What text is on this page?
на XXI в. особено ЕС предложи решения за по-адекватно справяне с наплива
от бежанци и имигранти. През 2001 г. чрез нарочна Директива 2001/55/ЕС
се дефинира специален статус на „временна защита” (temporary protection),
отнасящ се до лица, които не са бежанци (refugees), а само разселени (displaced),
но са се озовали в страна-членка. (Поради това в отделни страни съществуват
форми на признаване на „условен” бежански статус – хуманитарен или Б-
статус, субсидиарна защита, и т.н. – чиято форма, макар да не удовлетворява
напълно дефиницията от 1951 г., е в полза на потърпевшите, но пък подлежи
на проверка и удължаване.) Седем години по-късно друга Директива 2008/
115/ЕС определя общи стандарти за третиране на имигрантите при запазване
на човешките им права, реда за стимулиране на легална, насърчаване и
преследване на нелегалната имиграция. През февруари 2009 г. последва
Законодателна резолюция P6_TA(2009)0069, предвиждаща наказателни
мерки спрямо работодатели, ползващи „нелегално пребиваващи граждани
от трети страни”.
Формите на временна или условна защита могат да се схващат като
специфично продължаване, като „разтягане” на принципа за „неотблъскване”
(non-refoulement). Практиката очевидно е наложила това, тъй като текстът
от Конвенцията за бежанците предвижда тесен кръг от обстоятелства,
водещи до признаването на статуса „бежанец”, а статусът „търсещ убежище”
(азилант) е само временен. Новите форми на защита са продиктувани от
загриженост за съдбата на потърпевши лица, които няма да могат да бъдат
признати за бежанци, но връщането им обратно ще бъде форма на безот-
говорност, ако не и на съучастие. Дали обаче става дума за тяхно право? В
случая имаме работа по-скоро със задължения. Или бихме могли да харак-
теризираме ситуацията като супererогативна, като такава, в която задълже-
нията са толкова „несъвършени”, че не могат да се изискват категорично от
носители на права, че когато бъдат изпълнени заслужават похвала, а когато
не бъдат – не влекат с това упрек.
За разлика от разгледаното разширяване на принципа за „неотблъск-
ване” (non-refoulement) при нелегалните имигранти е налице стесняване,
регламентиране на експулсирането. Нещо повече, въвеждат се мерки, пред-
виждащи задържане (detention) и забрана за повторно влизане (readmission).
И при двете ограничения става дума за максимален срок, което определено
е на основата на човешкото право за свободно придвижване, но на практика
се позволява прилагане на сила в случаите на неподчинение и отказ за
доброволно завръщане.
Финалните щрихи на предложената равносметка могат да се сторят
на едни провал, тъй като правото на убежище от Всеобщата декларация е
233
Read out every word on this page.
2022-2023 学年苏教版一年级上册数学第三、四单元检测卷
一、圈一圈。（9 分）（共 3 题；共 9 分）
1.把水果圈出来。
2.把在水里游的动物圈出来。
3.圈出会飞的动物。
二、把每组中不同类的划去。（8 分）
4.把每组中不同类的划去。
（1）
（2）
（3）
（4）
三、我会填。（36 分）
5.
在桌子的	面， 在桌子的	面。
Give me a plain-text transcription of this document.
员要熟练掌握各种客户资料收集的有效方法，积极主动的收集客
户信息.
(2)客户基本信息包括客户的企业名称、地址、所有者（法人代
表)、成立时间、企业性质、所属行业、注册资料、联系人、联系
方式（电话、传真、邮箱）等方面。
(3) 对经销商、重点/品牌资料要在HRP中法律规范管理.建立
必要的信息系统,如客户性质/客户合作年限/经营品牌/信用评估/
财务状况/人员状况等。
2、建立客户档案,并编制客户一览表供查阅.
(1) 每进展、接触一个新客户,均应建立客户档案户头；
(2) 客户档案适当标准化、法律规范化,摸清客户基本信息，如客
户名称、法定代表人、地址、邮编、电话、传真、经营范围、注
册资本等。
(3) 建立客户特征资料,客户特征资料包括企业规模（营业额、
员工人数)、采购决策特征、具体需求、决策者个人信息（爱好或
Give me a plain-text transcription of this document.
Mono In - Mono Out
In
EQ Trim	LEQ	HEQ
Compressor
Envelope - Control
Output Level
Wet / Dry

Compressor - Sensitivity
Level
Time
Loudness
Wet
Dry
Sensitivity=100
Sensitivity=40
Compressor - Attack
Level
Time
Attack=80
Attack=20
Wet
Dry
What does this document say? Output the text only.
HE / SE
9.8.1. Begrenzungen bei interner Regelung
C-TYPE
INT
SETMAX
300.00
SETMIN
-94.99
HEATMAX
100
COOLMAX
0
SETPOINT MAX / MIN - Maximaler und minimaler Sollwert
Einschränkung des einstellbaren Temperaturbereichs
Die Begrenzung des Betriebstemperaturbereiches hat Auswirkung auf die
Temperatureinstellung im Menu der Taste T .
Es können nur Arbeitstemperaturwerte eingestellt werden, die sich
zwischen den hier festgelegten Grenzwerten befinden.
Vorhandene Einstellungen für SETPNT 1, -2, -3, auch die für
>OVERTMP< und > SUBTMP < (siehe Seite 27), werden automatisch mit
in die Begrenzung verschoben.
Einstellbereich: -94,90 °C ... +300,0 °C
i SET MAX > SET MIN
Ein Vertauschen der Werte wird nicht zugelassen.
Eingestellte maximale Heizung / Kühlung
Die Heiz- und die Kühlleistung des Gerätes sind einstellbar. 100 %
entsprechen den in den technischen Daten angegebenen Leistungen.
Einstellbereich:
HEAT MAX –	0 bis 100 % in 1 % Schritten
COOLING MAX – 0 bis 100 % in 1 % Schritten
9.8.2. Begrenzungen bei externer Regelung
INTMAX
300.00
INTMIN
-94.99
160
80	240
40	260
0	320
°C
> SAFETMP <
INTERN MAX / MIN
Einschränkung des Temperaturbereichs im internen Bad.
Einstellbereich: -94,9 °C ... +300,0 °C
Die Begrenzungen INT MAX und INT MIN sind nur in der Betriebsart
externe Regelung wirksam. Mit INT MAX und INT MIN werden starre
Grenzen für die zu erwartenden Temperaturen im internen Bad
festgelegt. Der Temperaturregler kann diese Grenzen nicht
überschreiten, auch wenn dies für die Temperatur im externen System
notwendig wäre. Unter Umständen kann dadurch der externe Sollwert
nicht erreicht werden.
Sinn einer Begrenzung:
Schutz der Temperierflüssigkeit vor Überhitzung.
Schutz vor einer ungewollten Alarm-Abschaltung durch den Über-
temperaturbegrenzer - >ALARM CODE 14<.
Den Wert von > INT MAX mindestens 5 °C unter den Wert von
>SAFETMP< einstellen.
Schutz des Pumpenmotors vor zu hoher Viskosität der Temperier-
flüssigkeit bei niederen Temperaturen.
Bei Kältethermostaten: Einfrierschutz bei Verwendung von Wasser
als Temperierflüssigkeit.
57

• _INSTRUCTIONS TO FOLLOW_: Write out all the data again, exactly as it appears.

• _RESPONSE TO THIS EXERCISE_:
What text is on this page?
на XXI в. особено ЕС предложи решения за по-адекватно справяне с наплива
от бежанци и имигранти. През 2001 г. чрез нарочна Директива 2001/55/ЕС
се дефинира специален статус на „временна защита” (temporary protection),
отнасящ се до лица, които не са бежанци (refugees), а само разселени (displaced),
но са се озовали в страна-членка. (Поради това в отделни страни съществуват
форми на признаване на „условен” бежански статус – хуманитарен или Б-
статус, субсидиарна защита, и т.н. – чиято форма, макар да не удовлетворява
напълно дефиницията от 1951 г., е в полза на потърпевшите, но пък подлежи
на проверка и удължаване.) Седем години по-късно друга Директива 2008/
115/ЕС определя общи стандарти за третиране на имигрантите при запазване
на човешките им права, реда за стимулиране на легална, насърчаване и
преследване на нелегалната имиграция. През февруари 2009 г. последва
Законодателна резолюция P6_TA(2009)0069, предвиждаща наказателни
мерки спрямо работодатели, ползващи „нелегално пребиваващи граждани
от трети страни”.
Формите на временна или условна защита могат да се схващат като
специфично продължаване, като „разтягане” на принципа за „неотблъскване”
(non-refoulement). Практиката очевидно е наложила това, тъй като текстът
от Конвенцията за бежанците предвижда тесен кръг от обстоятелства,
водещи до признаването на статуса „бежанец”, а статусът „търсещ убежище”
(азилант) е само временен. Новите форми на защита са продиктувани от
загриженост за съдбата на потърпевши лица, които няма да могат да бъдат
признати за бежанци, но връщането им обратно ще бъде форма на безот-
говорност, ако не и на съучастие. Дали обаче става дума за тяхно право? В
случая имаме работа по-скоро със задължения. Или бихме могли да харак-
теризираме ситуацията като супererогативна, като такава, в която задълже-
нията са толкова „несъвършени”, че не могат да се изискват категорично от
носители на права, че когато бъдат изпълнени заслужават похвала, а когато
не бъдат – не влекат с това упрек.
За разлика от разгледаното разширяване на принципа за „неотблъск-
ване” (non-refoulement) при нелегалните имигранти е налице стесняване,
регламентиране на експулсирането. Нещо повече, въвеждат се мерки, пред-
виждащи задържане (detention) и забрана за повторно влизане (readmission).
И при двете ограничения става дума за максимален срок, което определено
е на основата на човешкото право за свободно придвижване, но на практика
се позволява прилагане на сила в случаите на неподчинение и отказ за
доброволно завръщане.
Финалните щрихи на предложената равносметка могат да се сторят
на едни провал, тъй като правото на убежище от Всеобщата декларация е
233
Read out every word on this page.
2022-2023 学年苏教版一年级上册数学第三、四单元检测卷
一、圈一圈。（9 分）（共 3 题；共 9 分）
1.把水果圈出来。
2.把在水里游的动物圈出来。
3.圈出会飞的动物。
二、把每组中不同类的划去。（8 分）
4.把每组中不同类的划去。
（1）
（2）
（3）
（4）
三、我会填。（36 分）
5.
在桌子的	面， 在桌子的	面。
Give me a plain-text transcription of this document.
员要熟练掌握各种客户资料收集的有效方法，积极主动的收集客
户信息.
(2)客户基本信息包括客户的企业名称、地址、所有者（法人代
表)、成立时间、企业性质、所属行业、注册资料、联系人、联系
方式（电话、传真、邮箱）等方面。
(3) 对经销商、重点/品牌资料要在HRP中法律规范管理.建立
必要的信息系统,如客户性质/客户合作年限/经营品牌/信用评估/
财务状况/人员状况等。
2、建立客户档案,并编制客户一览表供查阅.
(1) 每进展、接触一个新客户,均应建立客户档案户头；
(2) 客户档案适当标准化、法律规范化,摸清客户基本信息，如客
户名称、法定代表人、地址、邮编、电话、传真、经营范围、注
册资本等。
(3) 建立客户特征资料,客户特征资料包括企业规模（营业额、
员工人数)、采购决策特征、具体需求、决策者个人信息（爱好或
Give me a plain-text transcription of this document.
Mono In - Mono Out
In
EQ Trim	LEQ	HEQ
Compressor
Envelope - Control
Output Level
Wet / Dry

Compressor - Sensitivity
Level
Time
Loudness
Wet
Dry
Sensitivity=100
Sensitivity=40
Compressor - Attack
Level
Time
Attack=80
Attack=20
Wet
Dry
What does this document say? Output the text only.
HE / SE
9.8.1. Begrenzungen bei interner Regelung
C-TYPE
INT
SETMAX
300.00
SETMIN
-94.99
HEATMAX
100
COOLMAX
0
SETPOINT MAX / MIN - Maximaler und minimaler Sollwert
Einschränkung des einstellbaren Temperaturbereichs
Die Begrenzung des Betriebstemperaturbereiches hat Auswirkung auf die
Temperatureinstellung im Menu der Taste T .
Es können nur Arbeitstemperaturwerte eingestellt werden, die sich
zwischen den hier festgelegten Grenzwerten befinden.
Vorhandene Einstellungen für SETPNT 1, -2, -3, auch die für
>OVERTMP< und > SUBTMP < (siehe Seite 27), werden automatisch mit
in die Begrenzung verschoben.
Einstellbereich: -94,90 °C ... +300,0 °C
i SET MAX > SET MIN
Ein Vertauschen der Werte wird nicht zugelassen.
Eingestellte maximale Heizung / Kühlung
Die Heiz- und die Kühlleistung des Gerätes sind einstellbar. 100 %
entsprechen den in den technischen Daten angegebenen Leistungen.
Einstellbereich:
HEAT MAX –	0 bis 100 % in 1 % Schritten
COOLING MAX – 0 bis 100 % in 1 % Schritten
9.8.2. Begrenzungen bei externer Regelung
INTMAX
300.00
INTMIN
-94.99
160
80	240
40	260
0	320
°C
> SAFETMP <
INTERN MAX / MIN
Einschränkung des Temperaturbereichs im internen Bad.
Einstellbereich: -94,9 °C ... +300,0 °C
Die Begrenzungen INT MAX und INT MIN sind nur in der Betriebsart
externe Regelung wirksam. Mit INT MAX und INT MIN werden starre
Grenzen für die zu erwartenden Temperaturen im internen Bad
festgelegt. Der Temperaturregler kann diese Grenzen nicht
überschreiten, auch wenn dies für die Temperatur im externen System
notwendig wäre. Unter Umständen kann dadurch der externe Sollwert
nicht erreicht werden.
Sinn einer Begrenzung:
Schutz der Temperierflüssigkeit vor Überhitzung.
Schutz vor einer ungewollten Alarm-Abschaltung durch den Über-
temperaturbegrenzer - >ALARM CODE 14<.
Den Wert von > INT MAX mindestens 5 °C unter den Wert von
>SAFETMP< einstellen.
Schutz des Pumpenmotors vor zu hoher Viskosität der Temperier-
flüssigkeit bei niederen Temperaturen.
Bei Kältethermostaten: Einfrierschutz bei Verwendung von Wasser
als Temperierflüssigkeit.
57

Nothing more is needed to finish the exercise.